* [Records to process]:

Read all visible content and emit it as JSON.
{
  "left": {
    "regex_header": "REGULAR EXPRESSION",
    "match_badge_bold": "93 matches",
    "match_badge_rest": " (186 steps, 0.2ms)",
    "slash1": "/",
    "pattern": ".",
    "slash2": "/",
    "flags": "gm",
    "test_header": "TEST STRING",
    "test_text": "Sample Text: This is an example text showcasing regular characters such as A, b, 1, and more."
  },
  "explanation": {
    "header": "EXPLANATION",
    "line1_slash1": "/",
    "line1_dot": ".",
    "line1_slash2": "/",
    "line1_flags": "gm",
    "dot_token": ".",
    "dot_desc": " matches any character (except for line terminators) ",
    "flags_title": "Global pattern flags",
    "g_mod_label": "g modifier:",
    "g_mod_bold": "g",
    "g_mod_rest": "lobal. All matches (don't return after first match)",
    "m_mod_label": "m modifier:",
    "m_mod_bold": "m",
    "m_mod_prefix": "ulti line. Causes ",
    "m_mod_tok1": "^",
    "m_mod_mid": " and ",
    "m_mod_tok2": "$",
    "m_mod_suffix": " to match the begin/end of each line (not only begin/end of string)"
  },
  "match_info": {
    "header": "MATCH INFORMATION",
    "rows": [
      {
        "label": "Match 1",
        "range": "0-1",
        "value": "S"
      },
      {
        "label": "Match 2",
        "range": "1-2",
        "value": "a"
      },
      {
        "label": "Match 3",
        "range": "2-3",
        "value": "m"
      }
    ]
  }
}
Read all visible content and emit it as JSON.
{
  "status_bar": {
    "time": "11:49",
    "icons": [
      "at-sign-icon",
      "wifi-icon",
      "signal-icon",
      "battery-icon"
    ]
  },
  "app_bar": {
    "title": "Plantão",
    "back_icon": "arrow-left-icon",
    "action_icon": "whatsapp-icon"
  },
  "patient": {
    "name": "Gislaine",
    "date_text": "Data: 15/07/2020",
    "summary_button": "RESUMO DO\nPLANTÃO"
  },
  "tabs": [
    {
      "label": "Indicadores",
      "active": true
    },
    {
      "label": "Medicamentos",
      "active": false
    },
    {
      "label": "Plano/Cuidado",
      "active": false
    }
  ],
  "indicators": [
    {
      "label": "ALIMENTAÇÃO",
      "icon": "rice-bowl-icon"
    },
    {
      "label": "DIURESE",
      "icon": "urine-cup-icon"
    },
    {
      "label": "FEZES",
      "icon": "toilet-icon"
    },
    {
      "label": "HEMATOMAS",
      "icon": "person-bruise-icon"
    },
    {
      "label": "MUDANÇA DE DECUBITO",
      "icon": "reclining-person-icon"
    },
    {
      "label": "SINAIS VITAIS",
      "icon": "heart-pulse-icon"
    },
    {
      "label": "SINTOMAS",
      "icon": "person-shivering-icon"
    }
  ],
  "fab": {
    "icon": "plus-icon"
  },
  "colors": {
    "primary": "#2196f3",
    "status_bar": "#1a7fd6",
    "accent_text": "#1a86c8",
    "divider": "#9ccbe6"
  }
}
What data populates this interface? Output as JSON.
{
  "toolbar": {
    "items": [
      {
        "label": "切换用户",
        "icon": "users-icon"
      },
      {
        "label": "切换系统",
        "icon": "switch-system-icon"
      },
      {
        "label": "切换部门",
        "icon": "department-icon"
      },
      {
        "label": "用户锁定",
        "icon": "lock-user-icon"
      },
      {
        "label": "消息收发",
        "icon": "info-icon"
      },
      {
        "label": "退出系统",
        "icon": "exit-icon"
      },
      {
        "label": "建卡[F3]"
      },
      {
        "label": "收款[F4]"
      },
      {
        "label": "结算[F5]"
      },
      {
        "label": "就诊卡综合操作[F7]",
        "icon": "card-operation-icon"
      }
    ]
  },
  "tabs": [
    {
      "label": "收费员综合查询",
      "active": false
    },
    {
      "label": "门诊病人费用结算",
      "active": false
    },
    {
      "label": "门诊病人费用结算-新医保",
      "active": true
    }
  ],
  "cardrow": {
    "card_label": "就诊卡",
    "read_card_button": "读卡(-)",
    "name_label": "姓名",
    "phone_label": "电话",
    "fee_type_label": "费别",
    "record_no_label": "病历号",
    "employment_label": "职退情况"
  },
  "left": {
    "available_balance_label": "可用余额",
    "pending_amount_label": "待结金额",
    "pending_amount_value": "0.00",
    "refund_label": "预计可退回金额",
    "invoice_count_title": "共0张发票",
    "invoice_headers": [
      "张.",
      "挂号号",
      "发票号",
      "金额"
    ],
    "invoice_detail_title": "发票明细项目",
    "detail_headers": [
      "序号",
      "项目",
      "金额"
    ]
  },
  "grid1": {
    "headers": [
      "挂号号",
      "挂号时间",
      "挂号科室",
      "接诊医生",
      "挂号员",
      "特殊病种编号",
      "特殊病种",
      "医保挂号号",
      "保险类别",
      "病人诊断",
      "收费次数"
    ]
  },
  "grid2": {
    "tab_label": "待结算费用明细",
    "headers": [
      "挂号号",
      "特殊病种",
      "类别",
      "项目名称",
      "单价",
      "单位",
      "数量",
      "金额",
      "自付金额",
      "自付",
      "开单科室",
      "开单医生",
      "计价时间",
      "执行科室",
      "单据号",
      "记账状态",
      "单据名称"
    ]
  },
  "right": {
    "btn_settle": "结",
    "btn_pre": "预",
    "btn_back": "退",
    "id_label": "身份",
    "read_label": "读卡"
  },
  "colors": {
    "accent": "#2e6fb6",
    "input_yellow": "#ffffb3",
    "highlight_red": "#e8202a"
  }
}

* [Short exercise]:
The records above need to be transcribed in full. Keep every character unchanged.

* [Output of the exercise]:
Read all visible content and emit it as JSON.
{
  "left": {
    "regex_header": "REGULAR EXPRESSION",
    "match_badge_bold": "93 matches",
    "match_badge_rest": " (186 steps, 0.2ms)",
    "slash1": "/",
    "pattern": ".",
    "slash2": "/",
    "flags": "gm",
    "test_header": "TEST STRING",
    "test_text": "Sample Text: This is an example text showcasing regular characters such as A, b, 1, and more."
  },
  "explanation": {
    "header": "EXPLANATION",
    "line1_slash1": "/",
    "line1_dot": ".",
    "line1_slash2": "/",
    "line1_flags": "gm",
    "dot_token": ".",
    "dot_desc": " matches any character (except for line terminators) ",
    "flags_title": "Global pattern flags",
    "g_mod_label": "g modifier:",
    "g_mod_bold": "g",
    "g_mod_rest": "lobal. All matches (don't return after first match)",
    "m_mod_label": "m modifier:",
    "m_mod_bold": "m",
    "m_mod_prefix": "ulti line. Causes ",
    "m_mod_tok1": "^",
    "m_mod_mid": " and ",
    "m_mod_tok2": "$",
    "m_mod_suffix": " to match the begin/end of each line (not only begin/end of string)"
  },
  "match_info": {
    "header": "MATCH INFORMATION",
    "rows": [
      {
        "label": "Match 1",
        "range": "0-1",
        "value": "S"
      },
      {
        "label": "Match 2",
        "range": "1-2",
        "value": "a"
      },
      {
        "label": "Match 3",
        "range": "2-3",
        "value": "m"
      }
    ]
  }
}
Read all visible content and emit it as JSON.
{
  "status_bar": {
    "time": "11:49",
    "icons": [
      "at-sign-icon",
      "wifi-icon",
      "signal-icon",
      "battery-icon"
    ]
  },
  "app_bar": {
    "title": "Plantão",
    "back_icon": "arrow-left-icon",
    "action_icon": "whatsapp-icon"
  },
  "patient": {
    "name": "Gislaine",
    "date_text": "Data: 15/07/2020",
    "summary_button": "RESUMO DO\nPLANTÃO"
  },
  "tabs": [
    {
      "label": "Indicadores",
      "active": true
    },
    {
      "label": "Medicamentos",
      "active": false
    },
    {
      "label": "Plano/Cuidado",
      "active": false
    }
  ],
  "indicators": [
    {
      "label": "ALIMENTAÇÃO",
      "icon": "rice-bowl-icon"
    },
    {
      "label": "DIURESE",
      "icon": "urine-cup-icon"
    },
    {
      "label": "FEZES",
      "icon": "toilet-icon"
    },
    {
      "label": "HEMATOMAS",
      "icon": "person-bruise-icon"
    },
    {
      "label": "MUDANÇA DE DECUBITO",
      "icon": "reclining-person-icon"
    },
    {
      "label": "SINAIS VITAIS",
      "icon": "heart-pulse-icon"
    },
    {
      "label": "SINTOMAS",
      "icon": "person-shivering-icon"
    }
  ],
  "fab": {
    "icon": "plus-icon"
  },
  "colors": {
    "primary": "#2196f3",
    "status_bar": "#1a7fd6",
    "accent_text": "#1a86c8",
    "divider": "#9ccbe6"
  }
}
What data populates this interface? Output as JSON.
{
  "toolbar": {
    "items": [
      {
        "label": "切换用户",
        "icon": "users-icon"
      },
      {
        "label": "切换系统",
        "icon": "switch-system-icon"
      },
      {
        "label": "切换部门",
        "icon": "department-icon"
      },
      {
        "label": "用户锁定",
        "icon": "lock-user-icon"
      },
      {
        "label": "消息收发",
        "icon": "info-icon"
      },
      {
        "label": "退出系统",
        "icon": "exit-icon"
      },
      {
        "label": "建卡[F3]"
      },
      {
        "label": "收款[F4]"
      },
      {
        "label": "结算[F5]"
      },
      {
        "label": "就诊卡综合操作[F7]",
        "icon": "card-operation-icon"
      }
    ]
  },
  "tabs": [
    {
      "label": "收费员综合查询",
      "active": false
    },
    {
      "label": "门诊病人费用结算",
      "active": false
    },
    {
      "label": "门诊病人费用结算-新医保",
      "active": true
    }
  ],
  "cardrow": {
    "card_label": "就诊卡",
    "read_card_button": "读卡(-)",
    "name_label": "姓名",
    "phone_label": "电话",
    "fee_type_label": "费别",
    "record_no_label": "病历号",
    "employment_label": "职退情况"
  },
  "left": {
    "available_balance_label": "可用余额",
    "pending_amount_label": "待结金额",
    "pending_amount_value": "0.00",
    "refund_label": "预计可退回金额",
    "invoice_count_title": "共0张发票",
    "invoice_headers": [
      "张.",
      "挂号号",
      "发票号",
      "金额"
    ],
    "invoice_detail_title": "发票明细项目",
    "detail_headers": [
      "序号",
      "项目",
      "金额"
    ]
  },
  "grid1": {
    "headers": [
      "挂号号",
      "挂号时间",
      "挂号科室",
      "接诊医生",
      "挂号员",
      "特殊病种编号",
      "特殊病种",
      "医保挂号号",
      "保险类别",
      "病人诊断",
      "收费次数"
    ]
  },
  "grid2": {
    "tab_label": "待结算费用明细",
    "headers": [
      "挂号号",
      "特殊病种",
      "类别",
      "项目名称",
      "单价",
      "单位",
      "数量",
      "金额",
      "自付金额",
      "自付",
      "开单科室",
      "开单医生",
      "计价时间",
      "执行科室",
      "单据号",
      "记账状态",
      "单据名称"
    ]
  },
  "right": {
    "btn_settle": "结",
    "btn_pre": "预",
    "btn_back": "退",
    "id_label": "身份",
    "read_label": "读卡"
  },
  "colors": {
    "accent": "#2e6fb6",
    "input_yellow": "#ffffb3",
    "highlight_red": "#e8202a"
  }
}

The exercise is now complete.